Dataset ->
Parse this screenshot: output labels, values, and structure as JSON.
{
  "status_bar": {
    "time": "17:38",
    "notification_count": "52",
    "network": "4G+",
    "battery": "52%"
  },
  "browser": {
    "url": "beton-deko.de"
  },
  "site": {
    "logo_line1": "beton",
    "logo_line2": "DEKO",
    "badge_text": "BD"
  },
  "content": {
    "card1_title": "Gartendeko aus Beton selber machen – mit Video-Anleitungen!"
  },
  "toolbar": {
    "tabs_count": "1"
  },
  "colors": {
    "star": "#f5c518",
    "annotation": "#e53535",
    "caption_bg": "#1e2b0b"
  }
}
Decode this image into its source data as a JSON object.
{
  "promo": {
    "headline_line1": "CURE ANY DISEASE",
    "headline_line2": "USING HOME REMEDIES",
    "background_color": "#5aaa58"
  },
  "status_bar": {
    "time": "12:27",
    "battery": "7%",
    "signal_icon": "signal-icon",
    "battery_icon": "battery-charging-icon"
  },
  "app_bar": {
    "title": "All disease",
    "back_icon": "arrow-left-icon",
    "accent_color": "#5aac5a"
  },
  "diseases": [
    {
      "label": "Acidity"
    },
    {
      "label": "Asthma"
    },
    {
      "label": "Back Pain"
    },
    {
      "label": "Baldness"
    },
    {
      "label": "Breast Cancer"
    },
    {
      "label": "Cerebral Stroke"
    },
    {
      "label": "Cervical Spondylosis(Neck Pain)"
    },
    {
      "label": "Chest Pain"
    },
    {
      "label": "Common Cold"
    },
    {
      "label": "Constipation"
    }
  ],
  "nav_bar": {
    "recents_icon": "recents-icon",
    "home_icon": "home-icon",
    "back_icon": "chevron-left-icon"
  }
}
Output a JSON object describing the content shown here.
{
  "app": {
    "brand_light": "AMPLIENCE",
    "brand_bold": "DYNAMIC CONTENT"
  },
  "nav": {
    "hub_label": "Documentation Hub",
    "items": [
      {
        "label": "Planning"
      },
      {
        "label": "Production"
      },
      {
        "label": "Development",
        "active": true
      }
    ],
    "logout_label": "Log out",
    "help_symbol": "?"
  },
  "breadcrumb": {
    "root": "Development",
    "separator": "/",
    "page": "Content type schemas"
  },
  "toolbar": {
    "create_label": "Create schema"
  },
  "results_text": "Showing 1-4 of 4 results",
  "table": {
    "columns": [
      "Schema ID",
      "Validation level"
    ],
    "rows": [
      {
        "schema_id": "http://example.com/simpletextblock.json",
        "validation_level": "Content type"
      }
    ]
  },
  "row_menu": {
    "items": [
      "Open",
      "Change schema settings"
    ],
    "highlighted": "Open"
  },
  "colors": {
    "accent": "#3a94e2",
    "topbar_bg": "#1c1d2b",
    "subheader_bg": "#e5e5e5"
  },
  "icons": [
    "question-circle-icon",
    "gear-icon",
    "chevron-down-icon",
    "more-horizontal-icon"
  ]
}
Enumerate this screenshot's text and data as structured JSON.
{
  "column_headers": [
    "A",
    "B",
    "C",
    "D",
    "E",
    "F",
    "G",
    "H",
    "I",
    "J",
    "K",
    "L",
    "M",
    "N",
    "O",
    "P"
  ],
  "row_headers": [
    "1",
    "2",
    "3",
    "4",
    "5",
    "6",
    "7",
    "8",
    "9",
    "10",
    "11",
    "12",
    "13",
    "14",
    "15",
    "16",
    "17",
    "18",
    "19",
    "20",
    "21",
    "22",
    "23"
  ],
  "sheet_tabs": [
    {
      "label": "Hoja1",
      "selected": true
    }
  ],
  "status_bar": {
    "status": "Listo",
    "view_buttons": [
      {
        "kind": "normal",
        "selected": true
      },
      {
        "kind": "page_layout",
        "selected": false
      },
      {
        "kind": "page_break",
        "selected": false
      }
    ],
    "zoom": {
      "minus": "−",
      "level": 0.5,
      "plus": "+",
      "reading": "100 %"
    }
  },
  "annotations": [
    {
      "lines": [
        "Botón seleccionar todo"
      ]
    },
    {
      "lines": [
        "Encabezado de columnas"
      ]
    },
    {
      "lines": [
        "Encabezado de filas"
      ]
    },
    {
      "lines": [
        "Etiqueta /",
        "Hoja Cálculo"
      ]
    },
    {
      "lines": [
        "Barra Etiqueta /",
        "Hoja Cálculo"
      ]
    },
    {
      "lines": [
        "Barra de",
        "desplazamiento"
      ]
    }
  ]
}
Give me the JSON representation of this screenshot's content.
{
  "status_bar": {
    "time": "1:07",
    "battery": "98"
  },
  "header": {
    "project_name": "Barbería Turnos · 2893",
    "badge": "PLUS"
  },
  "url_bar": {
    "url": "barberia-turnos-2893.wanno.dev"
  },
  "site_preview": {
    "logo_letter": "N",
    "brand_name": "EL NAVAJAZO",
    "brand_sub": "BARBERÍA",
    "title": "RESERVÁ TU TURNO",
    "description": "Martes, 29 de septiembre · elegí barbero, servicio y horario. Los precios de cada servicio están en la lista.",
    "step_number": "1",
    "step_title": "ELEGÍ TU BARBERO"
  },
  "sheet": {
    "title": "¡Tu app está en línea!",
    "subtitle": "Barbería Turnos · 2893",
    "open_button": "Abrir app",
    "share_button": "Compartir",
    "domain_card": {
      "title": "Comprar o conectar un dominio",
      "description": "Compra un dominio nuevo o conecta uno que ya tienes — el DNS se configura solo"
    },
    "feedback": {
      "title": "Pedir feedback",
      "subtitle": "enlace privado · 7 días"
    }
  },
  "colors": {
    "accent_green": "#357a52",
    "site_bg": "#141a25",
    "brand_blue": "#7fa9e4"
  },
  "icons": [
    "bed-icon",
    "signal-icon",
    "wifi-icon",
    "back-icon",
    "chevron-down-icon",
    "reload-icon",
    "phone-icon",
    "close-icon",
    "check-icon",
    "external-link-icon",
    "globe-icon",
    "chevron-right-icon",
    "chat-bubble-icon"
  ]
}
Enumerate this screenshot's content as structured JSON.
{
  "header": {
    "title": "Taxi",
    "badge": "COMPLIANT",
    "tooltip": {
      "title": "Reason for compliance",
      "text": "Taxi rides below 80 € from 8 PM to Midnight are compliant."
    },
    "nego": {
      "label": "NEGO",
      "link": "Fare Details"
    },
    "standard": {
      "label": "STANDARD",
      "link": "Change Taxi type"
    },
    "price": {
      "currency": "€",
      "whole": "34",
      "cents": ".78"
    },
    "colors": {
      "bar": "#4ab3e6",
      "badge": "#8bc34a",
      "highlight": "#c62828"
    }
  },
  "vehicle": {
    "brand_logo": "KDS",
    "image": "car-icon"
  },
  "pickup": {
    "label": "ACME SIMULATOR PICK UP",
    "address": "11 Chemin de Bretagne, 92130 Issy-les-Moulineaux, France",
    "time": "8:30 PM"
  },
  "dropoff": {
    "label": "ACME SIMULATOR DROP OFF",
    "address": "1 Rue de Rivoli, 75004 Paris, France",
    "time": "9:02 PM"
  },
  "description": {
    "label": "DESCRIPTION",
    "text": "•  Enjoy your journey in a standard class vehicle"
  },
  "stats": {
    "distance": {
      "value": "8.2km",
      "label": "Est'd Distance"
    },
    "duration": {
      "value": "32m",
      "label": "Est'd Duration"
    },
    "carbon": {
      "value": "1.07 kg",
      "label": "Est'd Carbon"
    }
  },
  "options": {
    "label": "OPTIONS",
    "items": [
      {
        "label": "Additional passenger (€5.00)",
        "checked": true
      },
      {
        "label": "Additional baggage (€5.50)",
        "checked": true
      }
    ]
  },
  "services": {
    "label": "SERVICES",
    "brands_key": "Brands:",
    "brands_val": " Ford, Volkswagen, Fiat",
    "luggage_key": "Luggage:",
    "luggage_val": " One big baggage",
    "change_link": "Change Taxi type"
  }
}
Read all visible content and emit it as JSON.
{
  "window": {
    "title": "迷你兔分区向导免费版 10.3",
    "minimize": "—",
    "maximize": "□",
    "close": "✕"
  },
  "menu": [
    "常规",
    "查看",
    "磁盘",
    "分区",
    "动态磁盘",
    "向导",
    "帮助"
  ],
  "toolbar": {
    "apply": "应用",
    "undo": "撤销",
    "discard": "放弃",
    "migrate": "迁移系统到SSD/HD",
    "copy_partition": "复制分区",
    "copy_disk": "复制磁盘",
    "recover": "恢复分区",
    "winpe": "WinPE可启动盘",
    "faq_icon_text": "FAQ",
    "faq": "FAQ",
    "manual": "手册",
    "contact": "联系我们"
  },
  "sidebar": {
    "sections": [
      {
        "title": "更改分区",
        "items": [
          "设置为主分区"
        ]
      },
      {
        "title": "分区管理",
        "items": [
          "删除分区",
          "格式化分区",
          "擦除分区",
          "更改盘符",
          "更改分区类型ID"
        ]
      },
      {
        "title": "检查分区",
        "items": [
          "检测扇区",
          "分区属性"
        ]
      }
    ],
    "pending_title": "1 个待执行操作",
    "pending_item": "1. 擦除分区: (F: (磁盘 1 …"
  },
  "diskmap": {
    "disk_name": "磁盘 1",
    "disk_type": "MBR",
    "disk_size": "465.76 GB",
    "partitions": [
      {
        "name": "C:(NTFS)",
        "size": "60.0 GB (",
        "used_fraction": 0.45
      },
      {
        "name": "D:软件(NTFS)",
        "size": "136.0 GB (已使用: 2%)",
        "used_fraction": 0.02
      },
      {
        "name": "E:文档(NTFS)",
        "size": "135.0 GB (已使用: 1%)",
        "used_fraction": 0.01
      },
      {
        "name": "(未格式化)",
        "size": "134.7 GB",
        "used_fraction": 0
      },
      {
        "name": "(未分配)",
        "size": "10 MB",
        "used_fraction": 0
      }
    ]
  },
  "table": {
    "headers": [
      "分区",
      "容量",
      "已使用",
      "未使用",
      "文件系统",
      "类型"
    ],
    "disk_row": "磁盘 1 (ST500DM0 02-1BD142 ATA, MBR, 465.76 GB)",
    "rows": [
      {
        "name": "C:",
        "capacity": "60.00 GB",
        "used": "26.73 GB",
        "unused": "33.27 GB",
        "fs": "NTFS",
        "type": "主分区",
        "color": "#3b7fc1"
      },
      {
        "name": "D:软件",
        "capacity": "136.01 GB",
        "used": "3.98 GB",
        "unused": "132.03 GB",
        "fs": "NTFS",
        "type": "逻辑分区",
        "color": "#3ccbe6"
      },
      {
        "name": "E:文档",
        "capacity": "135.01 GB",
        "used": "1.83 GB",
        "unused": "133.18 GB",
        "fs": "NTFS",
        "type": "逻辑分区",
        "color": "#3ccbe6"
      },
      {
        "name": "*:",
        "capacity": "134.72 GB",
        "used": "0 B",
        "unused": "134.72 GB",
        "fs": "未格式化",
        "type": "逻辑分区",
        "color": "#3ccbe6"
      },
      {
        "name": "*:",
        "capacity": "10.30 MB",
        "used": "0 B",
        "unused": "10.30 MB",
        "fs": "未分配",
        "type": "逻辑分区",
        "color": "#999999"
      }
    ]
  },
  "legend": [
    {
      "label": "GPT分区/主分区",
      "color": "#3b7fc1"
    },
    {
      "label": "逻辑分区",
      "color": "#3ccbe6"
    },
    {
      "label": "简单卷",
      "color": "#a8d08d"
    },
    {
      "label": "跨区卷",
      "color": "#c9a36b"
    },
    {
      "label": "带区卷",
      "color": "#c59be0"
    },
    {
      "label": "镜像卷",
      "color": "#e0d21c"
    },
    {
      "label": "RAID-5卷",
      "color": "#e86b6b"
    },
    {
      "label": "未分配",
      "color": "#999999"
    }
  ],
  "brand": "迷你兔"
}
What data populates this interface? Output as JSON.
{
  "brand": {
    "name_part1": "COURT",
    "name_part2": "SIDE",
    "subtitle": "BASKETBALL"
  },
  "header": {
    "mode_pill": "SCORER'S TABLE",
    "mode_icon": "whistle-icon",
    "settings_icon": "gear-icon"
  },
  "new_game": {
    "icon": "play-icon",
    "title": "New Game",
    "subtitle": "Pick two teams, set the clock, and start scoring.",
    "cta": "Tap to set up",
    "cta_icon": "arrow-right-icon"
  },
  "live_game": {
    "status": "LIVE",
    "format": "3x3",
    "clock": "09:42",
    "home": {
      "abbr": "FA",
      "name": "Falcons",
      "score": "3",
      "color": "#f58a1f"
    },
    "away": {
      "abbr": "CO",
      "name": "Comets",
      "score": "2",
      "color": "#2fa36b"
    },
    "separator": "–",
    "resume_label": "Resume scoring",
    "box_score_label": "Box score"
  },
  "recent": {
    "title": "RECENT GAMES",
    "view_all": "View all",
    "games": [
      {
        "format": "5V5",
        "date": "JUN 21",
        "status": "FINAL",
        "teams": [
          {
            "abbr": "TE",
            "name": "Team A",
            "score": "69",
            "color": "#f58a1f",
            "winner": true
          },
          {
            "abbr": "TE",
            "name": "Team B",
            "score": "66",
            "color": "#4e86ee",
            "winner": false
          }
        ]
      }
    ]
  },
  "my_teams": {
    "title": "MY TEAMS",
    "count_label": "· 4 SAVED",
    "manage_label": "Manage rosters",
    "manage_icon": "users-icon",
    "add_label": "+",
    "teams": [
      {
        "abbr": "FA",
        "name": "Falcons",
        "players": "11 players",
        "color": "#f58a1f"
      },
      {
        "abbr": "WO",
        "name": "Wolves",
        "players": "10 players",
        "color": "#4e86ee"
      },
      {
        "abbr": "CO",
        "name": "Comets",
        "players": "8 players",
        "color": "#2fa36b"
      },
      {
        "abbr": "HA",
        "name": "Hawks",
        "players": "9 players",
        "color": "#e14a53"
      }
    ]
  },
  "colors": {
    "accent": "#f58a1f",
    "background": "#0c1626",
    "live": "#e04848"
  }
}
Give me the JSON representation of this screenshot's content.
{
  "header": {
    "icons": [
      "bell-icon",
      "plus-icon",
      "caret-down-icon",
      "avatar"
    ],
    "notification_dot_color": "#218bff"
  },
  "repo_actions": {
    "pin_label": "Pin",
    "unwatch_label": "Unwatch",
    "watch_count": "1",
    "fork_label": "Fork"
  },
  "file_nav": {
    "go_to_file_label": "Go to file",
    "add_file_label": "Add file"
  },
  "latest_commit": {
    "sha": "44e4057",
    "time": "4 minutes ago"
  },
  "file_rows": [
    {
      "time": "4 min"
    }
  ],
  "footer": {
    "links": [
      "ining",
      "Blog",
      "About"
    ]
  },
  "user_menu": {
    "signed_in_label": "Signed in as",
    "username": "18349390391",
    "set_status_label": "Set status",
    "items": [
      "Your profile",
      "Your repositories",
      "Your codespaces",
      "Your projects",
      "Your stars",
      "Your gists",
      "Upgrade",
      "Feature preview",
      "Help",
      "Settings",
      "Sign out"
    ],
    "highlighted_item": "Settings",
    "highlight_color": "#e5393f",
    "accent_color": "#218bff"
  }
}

What to work on ->
Locate and copy each line in the data above that includes the word "address".

Result of the exercise ->
    "address": "11 Chemin de Bretagne, 92130 Issy-les-Moulineaux, France",
    "address": "1 Rue de Rivoli, 75004 Paris, France",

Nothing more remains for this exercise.